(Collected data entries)
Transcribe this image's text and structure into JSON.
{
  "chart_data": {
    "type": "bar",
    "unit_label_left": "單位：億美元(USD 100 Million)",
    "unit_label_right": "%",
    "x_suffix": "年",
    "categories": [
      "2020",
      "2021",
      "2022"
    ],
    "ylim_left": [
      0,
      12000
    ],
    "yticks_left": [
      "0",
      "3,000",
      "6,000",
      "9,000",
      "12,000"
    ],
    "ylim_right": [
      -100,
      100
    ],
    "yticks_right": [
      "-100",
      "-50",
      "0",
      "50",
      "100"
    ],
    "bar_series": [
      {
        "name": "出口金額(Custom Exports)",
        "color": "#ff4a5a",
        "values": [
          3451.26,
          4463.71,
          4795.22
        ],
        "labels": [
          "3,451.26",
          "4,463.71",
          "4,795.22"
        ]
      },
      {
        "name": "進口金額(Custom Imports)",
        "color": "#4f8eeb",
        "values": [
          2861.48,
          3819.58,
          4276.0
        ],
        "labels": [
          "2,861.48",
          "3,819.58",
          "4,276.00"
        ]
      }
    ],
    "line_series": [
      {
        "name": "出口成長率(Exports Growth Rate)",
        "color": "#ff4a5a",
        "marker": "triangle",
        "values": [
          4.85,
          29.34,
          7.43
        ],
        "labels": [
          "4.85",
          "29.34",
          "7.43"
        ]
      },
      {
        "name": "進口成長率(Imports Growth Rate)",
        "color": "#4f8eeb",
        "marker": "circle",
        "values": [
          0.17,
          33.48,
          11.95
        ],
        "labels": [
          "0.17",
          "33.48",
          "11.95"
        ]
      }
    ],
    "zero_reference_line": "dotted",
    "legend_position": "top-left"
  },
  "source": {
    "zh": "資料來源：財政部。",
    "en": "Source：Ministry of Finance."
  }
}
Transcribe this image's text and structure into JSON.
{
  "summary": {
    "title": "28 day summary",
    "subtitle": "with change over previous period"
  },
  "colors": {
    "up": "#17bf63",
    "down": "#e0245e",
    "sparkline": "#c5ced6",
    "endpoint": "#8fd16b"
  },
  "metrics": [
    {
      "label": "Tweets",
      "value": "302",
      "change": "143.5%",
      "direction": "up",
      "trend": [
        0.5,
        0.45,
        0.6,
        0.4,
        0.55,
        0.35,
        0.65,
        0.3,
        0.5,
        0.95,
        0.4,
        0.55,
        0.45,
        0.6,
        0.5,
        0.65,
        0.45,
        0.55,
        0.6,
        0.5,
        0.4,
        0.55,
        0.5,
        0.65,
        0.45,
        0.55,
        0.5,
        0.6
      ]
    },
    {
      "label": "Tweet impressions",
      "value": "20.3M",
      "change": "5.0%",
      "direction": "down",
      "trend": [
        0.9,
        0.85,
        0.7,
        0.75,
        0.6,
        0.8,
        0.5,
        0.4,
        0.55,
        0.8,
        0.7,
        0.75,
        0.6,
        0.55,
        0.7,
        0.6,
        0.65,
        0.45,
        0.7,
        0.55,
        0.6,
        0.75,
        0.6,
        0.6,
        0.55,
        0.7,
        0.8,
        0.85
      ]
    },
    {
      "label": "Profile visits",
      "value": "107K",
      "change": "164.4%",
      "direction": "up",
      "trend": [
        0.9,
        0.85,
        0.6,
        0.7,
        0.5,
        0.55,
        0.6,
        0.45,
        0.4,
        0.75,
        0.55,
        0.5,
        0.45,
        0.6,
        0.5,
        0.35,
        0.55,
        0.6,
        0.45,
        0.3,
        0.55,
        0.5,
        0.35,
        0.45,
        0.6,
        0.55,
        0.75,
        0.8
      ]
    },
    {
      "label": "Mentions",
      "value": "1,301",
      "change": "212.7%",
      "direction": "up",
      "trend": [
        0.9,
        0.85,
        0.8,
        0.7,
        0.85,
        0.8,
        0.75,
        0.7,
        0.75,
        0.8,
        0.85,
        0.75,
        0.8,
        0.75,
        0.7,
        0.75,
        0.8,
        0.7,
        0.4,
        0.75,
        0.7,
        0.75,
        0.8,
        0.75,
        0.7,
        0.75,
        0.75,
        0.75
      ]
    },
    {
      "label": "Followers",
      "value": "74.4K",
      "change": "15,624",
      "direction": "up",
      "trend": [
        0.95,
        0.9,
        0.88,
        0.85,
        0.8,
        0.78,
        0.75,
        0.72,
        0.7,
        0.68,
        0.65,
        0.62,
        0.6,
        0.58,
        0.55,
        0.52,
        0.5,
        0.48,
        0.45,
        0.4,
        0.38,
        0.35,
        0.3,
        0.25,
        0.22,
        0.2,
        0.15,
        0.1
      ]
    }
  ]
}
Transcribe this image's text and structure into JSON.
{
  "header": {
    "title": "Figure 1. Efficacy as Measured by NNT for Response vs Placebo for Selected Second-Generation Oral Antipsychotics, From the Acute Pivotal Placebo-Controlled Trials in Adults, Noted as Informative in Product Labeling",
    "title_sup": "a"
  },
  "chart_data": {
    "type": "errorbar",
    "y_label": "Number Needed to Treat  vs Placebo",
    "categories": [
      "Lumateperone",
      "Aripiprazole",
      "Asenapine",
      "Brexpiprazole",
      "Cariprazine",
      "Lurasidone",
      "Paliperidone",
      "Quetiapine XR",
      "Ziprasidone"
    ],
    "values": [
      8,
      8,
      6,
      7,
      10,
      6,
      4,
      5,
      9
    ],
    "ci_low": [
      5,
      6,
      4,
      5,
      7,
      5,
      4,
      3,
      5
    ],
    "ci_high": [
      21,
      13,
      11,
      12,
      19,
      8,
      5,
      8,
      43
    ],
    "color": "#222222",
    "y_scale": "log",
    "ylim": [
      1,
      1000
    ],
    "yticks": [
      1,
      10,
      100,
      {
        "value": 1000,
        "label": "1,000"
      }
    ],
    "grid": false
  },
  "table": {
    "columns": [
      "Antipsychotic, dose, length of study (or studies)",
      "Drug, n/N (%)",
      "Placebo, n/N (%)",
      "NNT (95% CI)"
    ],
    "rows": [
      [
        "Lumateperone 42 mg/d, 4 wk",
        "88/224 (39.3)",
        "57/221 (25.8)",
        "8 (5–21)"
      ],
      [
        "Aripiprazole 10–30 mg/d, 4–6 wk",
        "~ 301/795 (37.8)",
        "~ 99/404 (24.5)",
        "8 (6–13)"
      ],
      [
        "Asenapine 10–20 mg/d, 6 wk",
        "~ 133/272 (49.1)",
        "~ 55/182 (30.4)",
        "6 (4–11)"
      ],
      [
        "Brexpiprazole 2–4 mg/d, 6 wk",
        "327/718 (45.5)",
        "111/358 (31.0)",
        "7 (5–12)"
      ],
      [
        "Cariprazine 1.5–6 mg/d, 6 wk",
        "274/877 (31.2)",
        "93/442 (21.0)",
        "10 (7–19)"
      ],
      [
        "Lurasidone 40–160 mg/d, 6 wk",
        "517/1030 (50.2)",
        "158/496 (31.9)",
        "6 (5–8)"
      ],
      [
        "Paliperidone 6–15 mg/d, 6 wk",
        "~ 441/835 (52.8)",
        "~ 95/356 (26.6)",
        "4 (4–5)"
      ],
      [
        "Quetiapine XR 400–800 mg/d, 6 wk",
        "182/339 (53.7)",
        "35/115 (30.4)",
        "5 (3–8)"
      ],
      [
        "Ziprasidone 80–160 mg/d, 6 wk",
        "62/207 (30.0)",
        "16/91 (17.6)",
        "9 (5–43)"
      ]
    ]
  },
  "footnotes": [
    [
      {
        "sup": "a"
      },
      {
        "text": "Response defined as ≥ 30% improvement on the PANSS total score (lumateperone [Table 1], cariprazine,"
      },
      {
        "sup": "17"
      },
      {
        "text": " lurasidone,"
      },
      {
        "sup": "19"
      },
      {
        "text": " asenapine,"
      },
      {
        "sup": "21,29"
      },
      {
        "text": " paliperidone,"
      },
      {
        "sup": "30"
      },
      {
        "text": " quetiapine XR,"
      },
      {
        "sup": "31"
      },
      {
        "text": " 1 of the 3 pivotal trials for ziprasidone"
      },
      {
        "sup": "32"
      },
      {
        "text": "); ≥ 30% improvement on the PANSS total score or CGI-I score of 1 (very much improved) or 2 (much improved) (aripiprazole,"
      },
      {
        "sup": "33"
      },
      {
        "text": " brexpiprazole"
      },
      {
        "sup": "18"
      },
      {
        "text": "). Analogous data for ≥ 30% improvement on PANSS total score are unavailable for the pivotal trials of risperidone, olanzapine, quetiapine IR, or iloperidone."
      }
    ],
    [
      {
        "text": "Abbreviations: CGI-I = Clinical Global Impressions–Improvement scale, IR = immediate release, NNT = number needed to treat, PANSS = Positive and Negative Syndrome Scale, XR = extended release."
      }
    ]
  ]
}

- Exercise goal: Pull out every line of the records above that contains the word "Exports".

- Solution for this problem:
        "name": "出口金額(Custom Exports)",
        "name": "出口成長率(Exports Growth Rate)",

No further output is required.